Begin Available records

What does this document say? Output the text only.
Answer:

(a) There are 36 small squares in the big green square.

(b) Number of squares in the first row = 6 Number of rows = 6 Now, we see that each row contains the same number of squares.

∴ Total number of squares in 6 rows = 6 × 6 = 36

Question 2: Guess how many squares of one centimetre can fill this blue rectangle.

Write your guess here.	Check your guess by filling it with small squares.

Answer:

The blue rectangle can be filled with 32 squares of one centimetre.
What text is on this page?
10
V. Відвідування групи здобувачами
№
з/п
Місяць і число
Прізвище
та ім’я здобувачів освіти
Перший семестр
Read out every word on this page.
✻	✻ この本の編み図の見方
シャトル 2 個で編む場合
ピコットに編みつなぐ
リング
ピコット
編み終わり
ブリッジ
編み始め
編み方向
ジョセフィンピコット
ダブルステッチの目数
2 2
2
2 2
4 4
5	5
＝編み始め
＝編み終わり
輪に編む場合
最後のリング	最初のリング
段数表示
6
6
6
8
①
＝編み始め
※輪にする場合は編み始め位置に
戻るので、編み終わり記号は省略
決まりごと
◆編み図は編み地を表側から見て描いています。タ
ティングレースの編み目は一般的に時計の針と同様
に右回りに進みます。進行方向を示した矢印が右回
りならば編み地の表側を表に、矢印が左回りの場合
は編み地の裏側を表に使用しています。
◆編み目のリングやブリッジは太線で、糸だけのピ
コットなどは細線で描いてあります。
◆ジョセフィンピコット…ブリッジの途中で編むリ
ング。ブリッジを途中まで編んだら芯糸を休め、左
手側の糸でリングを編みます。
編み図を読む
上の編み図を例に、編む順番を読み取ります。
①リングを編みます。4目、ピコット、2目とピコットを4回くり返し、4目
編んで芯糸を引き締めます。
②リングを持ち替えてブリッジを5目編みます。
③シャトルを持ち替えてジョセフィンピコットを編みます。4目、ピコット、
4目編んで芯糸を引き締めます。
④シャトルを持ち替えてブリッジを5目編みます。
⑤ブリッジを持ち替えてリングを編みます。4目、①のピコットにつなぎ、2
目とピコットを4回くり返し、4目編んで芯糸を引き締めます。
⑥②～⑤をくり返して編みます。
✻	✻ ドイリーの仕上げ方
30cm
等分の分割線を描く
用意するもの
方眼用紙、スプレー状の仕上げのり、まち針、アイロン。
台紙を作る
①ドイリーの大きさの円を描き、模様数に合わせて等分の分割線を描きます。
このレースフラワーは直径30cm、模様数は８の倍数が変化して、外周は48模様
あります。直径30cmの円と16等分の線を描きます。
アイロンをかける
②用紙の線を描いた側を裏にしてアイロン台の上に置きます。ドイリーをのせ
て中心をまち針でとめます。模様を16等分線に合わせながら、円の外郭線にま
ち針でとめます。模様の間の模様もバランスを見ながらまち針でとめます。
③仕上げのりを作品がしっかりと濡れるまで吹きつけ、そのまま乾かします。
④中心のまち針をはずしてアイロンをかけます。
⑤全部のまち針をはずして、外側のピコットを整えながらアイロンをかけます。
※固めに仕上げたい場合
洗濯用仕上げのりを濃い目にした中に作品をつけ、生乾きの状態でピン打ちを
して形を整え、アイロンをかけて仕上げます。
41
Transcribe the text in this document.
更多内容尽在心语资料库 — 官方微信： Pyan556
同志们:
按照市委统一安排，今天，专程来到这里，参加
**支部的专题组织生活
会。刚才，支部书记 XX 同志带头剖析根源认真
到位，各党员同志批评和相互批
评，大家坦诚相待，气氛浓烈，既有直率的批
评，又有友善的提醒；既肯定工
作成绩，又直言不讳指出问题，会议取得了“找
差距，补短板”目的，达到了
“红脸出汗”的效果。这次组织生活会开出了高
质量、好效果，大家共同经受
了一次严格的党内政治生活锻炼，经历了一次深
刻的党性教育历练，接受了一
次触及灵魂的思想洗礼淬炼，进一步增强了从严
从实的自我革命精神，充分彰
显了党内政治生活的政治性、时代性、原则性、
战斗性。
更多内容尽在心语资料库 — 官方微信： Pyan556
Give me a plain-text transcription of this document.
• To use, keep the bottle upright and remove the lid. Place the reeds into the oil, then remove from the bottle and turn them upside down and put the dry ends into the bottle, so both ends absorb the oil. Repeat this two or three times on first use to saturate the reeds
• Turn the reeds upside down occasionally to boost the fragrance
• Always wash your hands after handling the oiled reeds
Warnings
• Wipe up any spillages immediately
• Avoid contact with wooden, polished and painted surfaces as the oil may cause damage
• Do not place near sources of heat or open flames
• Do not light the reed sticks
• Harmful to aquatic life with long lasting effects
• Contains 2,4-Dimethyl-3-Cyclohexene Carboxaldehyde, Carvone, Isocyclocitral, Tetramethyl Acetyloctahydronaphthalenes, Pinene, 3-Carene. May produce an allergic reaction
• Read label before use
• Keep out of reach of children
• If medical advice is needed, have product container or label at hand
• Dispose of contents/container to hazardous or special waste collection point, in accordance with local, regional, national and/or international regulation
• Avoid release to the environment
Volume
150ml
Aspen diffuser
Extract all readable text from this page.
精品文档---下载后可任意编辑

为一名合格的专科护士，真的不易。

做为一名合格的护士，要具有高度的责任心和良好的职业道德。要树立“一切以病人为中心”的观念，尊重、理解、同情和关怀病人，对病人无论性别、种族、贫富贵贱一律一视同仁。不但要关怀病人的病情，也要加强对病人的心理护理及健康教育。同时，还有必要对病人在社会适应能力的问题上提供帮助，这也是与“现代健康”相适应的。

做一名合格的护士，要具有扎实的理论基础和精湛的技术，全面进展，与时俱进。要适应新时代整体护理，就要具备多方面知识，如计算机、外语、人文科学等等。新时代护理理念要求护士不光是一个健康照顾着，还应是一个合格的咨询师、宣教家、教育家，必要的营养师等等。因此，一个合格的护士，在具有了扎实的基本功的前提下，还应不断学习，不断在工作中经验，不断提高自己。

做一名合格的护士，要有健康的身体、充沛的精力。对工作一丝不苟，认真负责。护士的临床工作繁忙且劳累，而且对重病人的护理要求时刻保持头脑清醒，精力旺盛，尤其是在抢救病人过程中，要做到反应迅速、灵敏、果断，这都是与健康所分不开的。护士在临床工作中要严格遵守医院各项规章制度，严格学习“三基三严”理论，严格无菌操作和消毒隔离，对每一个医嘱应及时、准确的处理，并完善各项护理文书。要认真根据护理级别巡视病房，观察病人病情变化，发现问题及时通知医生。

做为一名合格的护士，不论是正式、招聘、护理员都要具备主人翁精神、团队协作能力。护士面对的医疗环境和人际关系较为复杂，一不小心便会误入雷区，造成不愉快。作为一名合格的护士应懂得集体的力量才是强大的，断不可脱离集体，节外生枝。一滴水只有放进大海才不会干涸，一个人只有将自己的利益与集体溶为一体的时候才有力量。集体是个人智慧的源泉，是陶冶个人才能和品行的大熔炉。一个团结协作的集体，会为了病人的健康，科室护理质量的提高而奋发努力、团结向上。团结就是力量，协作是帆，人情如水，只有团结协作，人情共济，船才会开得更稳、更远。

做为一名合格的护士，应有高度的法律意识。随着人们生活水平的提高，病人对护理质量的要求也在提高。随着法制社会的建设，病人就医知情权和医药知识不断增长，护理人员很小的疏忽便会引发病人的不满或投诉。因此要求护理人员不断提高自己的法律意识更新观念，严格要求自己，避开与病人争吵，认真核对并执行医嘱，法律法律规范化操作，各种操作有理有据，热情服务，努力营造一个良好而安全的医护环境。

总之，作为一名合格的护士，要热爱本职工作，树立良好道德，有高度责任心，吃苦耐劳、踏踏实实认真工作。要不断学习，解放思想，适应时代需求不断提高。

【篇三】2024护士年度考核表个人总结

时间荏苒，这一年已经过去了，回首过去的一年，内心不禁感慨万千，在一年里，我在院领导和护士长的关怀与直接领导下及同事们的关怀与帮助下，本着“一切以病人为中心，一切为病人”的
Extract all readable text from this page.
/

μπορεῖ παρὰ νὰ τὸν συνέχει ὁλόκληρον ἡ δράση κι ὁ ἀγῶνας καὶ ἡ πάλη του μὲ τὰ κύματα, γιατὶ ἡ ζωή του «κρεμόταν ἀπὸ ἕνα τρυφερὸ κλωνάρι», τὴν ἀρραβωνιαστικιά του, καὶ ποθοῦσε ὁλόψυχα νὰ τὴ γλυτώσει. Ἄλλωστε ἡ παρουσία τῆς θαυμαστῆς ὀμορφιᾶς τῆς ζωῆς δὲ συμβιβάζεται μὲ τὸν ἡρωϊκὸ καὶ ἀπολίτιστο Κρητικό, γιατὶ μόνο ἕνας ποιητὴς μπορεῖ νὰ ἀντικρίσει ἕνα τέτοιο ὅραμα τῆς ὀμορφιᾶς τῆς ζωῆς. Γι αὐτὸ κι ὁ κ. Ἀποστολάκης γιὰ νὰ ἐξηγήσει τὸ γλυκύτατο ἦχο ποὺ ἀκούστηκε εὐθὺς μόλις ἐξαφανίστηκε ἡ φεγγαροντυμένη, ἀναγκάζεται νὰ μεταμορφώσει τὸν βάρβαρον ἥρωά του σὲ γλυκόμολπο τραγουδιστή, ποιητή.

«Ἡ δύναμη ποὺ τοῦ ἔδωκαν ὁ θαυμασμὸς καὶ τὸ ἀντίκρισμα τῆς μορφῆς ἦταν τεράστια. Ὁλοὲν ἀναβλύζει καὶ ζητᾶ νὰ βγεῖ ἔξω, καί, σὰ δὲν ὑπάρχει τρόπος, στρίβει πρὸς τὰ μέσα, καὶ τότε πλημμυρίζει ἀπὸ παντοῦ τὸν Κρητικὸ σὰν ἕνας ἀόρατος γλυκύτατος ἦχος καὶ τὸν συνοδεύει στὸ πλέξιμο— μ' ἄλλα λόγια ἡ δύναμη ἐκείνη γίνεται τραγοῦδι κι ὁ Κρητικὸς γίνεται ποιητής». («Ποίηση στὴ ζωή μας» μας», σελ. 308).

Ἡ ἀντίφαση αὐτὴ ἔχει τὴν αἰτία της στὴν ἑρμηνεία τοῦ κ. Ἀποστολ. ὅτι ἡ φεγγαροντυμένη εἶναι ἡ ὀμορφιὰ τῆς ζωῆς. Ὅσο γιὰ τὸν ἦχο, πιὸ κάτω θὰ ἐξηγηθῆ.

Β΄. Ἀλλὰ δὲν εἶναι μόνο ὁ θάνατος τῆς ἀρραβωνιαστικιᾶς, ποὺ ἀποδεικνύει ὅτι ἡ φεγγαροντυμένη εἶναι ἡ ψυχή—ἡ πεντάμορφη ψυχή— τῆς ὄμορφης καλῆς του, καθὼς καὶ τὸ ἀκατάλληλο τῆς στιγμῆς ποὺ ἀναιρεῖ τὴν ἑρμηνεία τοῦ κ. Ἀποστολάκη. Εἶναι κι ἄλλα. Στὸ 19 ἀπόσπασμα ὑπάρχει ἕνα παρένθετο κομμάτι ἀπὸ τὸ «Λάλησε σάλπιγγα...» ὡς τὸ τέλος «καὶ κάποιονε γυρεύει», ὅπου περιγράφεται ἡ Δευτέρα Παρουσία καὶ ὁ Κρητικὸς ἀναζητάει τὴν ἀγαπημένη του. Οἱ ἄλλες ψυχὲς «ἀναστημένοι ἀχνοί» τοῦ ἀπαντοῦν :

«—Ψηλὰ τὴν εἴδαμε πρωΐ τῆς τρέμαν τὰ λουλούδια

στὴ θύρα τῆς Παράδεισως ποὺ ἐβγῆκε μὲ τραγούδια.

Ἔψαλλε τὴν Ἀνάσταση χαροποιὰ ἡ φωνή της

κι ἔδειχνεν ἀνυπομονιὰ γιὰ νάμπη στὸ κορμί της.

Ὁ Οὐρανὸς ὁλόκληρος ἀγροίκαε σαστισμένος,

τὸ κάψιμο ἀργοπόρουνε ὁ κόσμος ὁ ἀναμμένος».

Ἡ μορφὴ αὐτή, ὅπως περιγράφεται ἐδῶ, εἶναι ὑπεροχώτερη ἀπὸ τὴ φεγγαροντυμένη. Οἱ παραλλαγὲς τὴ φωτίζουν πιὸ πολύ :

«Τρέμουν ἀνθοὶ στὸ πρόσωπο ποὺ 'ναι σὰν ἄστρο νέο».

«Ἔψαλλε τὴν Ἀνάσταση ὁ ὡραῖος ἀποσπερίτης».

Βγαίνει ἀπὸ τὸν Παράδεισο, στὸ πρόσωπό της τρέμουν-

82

End Available records

Tally up the lines in the records that contain the word "first" and give only the total.

- **Response to the exercise**:
2